#### WHAT THIS TASK INVOLVES
State how many lines hold the word "Resume", with no other words.
────────
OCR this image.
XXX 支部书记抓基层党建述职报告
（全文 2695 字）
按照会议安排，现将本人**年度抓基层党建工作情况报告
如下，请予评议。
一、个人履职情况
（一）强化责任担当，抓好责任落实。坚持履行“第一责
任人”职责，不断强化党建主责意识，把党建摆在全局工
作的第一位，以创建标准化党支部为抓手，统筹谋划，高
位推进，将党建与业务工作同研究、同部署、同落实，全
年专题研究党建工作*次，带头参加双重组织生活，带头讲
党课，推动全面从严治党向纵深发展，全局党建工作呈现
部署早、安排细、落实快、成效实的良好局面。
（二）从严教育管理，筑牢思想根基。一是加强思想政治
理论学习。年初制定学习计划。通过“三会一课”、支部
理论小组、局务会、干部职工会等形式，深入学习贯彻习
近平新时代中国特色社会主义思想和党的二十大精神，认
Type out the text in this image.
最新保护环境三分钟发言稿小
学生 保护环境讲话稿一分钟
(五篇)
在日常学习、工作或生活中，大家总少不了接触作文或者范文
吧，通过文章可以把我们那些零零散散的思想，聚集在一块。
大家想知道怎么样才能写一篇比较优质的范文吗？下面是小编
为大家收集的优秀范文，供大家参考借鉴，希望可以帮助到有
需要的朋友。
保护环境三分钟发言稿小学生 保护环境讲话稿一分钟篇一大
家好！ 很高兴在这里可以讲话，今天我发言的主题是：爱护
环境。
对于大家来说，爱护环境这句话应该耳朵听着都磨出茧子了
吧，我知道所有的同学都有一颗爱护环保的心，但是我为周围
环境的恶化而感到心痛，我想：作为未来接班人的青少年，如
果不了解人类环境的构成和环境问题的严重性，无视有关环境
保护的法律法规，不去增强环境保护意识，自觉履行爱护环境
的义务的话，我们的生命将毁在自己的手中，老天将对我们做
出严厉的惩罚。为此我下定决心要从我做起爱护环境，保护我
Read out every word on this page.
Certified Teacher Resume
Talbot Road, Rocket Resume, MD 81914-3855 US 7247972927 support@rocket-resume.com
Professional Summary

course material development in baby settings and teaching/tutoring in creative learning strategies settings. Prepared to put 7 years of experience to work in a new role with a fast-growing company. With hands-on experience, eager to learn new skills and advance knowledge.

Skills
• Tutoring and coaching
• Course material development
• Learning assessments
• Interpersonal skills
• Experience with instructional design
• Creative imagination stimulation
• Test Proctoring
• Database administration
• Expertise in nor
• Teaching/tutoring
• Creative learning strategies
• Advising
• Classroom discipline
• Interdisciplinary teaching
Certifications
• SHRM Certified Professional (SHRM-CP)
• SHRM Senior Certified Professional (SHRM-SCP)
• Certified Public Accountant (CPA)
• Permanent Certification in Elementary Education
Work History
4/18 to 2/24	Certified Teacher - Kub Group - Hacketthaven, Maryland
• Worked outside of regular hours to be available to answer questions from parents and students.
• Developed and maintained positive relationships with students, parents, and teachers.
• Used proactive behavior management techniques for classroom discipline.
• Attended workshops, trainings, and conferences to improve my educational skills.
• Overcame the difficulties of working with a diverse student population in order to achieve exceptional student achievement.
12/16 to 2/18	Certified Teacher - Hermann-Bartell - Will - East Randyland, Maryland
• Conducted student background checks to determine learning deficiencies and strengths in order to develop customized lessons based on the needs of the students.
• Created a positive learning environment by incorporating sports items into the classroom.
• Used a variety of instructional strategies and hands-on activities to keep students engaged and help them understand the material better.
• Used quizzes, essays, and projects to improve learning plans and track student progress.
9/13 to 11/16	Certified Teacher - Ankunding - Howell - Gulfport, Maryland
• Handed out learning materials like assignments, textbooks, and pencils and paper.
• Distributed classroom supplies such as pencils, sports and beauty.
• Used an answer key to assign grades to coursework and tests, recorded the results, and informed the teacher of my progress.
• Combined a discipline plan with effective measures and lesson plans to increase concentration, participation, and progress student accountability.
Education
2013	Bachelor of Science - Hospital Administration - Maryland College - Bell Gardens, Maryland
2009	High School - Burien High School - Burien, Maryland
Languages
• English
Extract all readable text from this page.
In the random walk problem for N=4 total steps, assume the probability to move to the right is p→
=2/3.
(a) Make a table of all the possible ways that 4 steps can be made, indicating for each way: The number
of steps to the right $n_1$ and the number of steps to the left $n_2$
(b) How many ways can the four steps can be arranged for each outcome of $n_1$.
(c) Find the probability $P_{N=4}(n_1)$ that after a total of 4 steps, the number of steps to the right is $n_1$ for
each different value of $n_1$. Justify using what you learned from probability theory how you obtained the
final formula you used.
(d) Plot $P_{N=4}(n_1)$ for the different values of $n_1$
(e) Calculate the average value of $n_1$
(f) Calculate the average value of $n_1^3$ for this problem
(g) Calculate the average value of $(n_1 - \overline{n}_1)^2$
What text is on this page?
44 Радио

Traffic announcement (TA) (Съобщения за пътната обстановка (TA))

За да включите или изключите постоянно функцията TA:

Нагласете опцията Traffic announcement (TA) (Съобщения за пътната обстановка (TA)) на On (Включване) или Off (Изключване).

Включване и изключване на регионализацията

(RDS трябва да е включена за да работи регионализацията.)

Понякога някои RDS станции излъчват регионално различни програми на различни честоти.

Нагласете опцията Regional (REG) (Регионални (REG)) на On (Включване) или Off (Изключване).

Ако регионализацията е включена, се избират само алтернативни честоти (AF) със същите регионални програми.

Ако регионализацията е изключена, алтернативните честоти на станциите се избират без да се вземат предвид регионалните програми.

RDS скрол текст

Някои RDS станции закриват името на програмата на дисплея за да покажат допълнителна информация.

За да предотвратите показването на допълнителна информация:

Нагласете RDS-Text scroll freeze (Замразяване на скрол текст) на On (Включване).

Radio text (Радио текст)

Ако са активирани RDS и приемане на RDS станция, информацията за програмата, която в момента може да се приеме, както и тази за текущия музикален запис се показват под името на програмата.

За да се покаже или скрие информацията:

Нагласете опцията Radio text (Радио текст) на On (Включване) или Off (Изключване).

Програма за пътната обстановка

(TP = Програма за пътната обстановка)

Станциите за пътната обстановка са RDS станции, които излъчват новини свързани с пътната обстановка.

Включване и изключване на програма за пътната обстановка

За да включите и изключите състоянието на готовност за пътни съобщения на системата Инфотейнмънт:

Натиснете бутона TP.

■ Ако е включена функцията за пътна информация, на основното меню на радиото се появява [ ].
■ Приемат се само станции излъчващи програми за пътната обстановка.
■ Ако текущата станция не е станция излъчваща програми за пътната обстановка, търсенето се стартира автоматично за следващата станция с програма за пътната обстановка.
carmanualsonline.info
────────
#### EXERCISE OUTPUT
2